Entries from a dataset

"""

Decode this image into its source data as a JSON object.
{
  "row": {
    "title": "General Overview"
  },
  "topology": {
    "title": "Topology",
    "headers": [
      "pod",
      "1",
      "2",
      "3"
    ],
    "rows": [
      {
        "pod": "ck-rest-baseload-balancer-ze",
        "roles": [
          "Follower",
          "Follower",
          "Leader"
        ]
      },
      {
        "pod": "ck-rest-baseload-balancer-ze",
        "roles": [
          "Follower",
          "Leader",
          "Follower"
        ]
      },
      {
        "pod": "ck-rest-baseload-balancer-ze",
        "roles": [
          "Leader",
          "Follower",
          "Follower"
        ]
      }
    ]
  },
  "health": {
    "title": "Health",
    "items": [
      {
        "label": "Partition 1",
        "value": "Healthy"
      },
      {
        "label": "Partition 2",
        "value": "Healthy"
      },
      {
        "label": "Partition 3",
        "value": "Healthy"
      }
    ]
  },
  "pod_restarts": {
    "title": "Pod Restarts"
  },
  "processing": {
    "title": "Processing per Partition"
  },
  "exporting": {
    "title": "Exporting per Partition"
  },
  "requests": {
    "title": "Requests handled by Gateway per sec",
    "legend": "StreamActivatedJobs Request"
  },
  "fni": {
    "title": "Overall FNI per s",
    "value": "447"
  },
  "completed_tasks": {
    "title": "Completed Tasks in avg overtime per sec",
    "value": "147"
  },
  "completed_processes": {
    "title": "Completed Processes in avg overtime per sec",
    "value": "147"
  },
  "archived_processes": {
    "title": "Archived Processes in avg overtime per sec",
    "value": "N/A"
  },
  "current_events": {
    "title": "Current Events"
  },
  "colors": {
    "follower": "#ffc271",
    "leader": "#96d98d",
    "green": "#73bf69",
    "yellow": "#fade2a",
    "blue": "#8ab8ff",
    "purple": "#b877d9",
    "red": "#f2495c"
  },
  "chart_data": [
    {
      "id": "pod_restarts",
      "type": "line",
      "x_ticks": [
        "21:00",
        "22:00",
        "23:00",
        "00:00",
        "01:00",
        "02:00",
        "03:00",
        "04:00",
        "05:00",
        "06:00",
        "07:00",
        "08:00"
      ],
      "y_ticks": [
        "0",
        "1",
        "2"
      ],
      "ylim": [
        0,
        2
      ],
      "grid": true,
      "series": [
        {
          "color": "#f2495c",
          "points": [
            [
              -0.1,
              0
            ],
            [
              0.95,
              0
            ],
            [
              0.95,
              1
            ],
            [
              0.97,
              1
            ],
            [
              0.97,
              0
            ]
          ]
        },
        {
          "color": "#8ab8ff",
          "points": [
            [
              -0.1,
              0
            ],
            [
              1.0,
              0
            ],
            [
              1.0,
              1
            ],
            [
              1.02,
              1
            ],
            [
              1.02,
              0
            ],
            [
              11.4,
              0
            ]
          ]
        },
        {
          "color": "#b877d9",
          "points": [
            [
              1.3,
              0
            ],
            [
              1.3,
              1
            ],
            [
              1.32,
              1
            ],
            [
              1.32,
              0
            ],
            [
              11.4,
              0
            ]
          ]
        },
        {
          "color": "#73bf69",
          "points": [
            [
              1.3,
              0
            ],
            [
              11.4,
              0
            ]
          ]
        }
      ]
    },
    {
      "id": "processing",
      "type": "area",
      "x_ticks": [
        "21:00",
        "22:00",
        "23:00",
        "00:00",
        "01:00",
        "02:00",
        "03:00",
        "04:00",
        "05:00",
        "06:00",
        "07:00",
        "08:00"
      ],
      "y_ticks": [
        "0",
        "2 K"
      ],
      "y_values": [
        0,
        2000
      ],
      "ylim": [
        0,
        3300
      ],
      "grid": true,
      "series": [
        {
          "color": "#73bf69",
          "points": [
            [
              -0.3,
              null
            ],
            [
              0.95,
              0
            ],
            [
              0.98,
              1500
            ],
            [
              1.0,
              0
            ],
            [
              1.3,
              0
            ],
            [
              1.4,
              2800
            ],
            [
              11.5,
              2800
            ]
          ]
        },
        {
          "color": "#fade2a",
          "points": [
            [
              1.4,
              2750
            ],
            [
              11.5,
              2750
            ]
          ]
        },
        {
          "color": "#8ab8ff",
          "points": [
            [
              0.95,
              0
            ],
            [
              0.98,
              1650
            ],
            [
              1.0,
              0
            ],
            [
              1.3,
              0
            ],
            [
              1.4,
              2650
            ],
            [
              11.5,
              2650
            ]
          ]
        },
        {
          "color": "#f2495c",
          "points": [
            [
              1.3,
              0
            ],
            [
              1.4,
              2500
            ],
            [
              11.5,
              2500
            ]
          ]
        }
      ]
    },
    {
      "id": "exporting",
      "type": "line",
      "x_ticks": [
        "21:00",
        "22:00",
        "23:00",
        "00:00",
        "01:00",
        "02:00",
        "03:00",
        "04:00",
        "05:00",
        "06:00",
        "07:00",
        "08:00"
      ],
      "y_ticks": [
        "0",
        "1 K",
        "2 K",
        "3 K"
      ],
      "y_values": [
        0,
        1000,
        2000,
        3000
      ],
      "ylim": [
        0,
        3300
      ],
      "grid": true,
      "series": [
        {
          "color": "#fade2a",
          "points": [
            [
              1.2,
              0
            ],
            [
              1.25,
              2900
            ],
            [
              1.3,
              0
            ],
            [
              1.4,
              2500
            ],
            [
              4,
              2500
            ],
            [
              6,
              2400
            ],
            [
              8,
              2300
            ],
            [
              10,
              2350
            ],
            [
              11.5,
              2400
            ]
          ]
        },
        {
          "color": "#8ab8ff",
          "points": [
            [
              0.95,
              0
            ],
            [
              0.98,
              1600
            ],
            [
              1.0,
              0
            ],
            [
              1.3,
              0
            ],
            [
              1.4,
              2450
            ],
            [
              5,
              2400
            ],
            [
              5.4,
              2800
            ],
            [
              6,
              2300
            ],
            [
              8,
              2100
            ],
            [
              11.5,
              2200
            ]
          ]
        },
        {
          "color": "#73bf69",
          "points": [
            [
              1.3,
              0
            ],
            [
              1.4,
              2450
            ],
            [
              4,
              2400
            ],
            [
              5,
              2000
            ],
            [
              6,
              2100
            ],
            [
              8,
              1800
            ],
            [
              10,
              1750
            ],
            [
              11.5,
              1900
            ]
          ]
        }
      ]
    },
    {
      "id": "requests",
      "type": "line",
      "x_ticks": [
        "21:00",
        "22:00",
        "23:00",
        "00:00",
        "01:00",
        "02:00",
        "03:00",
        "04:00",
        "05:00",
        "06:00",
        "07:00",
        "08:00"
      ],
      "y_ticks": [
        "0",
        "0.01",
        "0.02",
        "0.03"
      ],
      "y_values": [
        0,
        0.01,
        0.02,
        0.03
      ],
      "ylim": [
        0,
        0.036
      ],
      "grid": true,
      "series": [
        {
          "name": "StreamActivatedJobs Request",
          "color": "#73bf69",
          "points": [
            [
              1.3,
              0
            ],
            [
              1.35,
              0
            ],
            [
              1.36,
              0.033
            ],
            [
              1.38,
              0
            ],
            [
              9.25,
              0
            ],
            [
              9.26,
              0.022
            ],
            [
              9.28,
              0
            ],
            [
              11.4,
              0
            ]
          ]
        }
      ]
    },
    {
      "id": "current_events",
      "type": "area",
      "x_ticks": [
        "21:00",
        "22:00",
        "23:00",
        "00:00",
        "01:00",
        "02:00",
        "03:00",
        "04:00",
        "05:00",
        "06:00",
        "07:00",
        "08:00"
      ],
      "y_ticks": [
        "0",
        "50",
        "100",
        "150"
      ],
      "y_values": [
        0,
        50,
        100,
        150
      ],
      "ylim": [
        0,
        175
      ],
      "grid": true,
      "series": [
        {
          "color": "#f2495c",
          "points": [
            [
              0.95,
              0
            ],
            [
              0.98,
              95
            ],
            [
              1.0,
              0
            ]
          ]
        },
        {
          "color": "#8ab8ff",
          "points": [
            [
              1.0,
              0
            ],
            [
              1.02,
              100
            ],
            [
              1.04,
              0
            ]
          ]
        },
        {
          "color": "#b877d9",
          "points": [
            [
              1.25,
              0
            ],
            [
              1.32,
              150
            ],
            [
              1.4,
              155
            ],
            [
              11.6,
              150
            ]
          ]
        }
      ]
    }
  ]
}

"""

## [WORK REQUIRED]
Which lines of the data include "title"? Copy each of them.

## [REPLY]
    "title": "General Overview"
    "title": "Topology",
    "title": "Health",
    "title": "Pod Restarts"
    "title": "Processing per Partition"
    "title": "Exporting per Partition"
    "title": "Requests handled by Gateway per sec",
    "title": "Overall FNI per s",
    "title": "Completed Tasks in avg overtime per sec",
    "title": "Completed Processes in avg overtime per sec",
    "title": "Archived Processes in avg overtime per sec",
    "title": "Current Events"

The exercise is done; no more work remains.